### What this task involves
Give the data below again exactly as it stands. Omit the pictures.

### Provided records
>> begin

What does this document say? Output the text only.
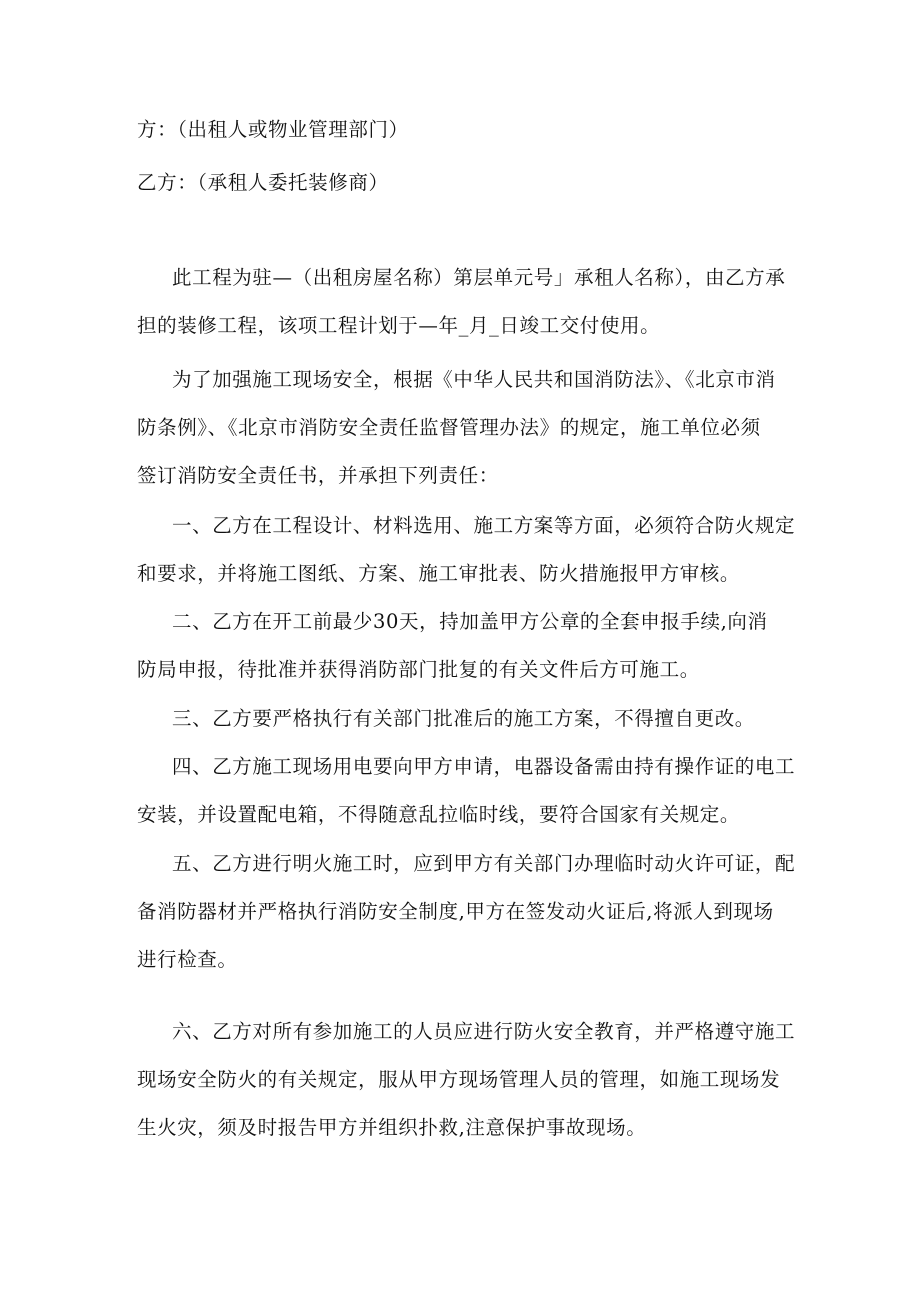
方：（出租人或物业管理部门）
乙方：（承租人委托装修商）
此工程为驻—（出租房屋名称）第层单元号」承租人名称），由乙方承
担的装修工程，该项工程计划于—年_月_日竣工交付使用。
为了加强施工现场安全，根据《中华人民共和国消防法》、《北京市消
防条例》、《北京市消防安全责任监督管理办法》的规定，施工单位必须
签订消防安全责任书，并承担下列责任：
一、乙方在工程设计、材料选用、施工方案等方面，必须符合防火规定
和要求，并将施工图纸、方案、施工审批表、防火措施报甲方审核。
二、乙方在开工前最少30天，持加盖甲方公章的全套申报手续,向消
防局申报，待批准并获得消防部门批复的有关文件后方可施工。
三、乙方要严格执行有关部门批准后的施工方案，不得擅自更改。
四、乙方施工现场用电要向甲方申请，电器设备需由持有操作证的电工
安装，并设置配电箱，不得随意乱拉临时线，要符合国家有关规定。
五、乙方进行明火施工时，应到甲方有关部门办理临时动火许可证，配
备消防器材并严格执行消防安全制度,甲方在签发动火证后,将派人到现场
进行检查。
六、乙方对所有参加施工的人员应进行防火安全教育，并严格遵守施工
现场安全防火的有关规定，服从甲方现场管理人员的管理，如施工现场发
生火灾，须及时报告甲方并组织扑救,注意保护事故现场。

>> end

### Exercise output
What does this document say? Output the text only.
方：（出租人或物业管理部门）
乙方：（承租人委托装修商）
此工程为驻—（出租房屋名称）第层单元号」承租人名称），由乙方承
担的装修工程，该项工程计划于—年_月_日竣工交付使用。
为了加强施工现场安全，根据《中华人民共和国消防法》、《北京市消
防条例》、《北京市消防安全责任监督管理办法》的规定，施工单位必须
签订消防安全责任书，并承担下列责任：
一、乙方在工程设计、材料选用、施工方案等方面，必须符合防火规定
和要求，并将施工图纸、方案、施工审批表、防火措施报甲方审核。
二、乙方在开工前最少30天，持加盖甲方公章的全套申报手续,向消
防局申报，待批准并获得消防部门批复的有关文件后方可施工。
三、乙方要严格执行有关部门批准后的施工方案，不得擅自更改。
四、乙方施工现场用电要向甲方申请，电器设备需由持有操作证的电工
安装，并设置配电箱，不得随意乱拉临时线，要符合国家有关规定。
五、乙方进行明火施工时，应到甲方有关部门办理临时动火许可证，配
备消防器材并严格执行消防安全制度,甲方在签发动火证后,将派人到现场
进行检查。
六、乙方对所有参加施工的人员应进行防火安全教育，并严格遵守施工
现场安全防火的有关规定，服从甲方现场管理人员的管理，如施工现场发
生火灾，须及时报告甲方并组织扑救,注意保护事故现场。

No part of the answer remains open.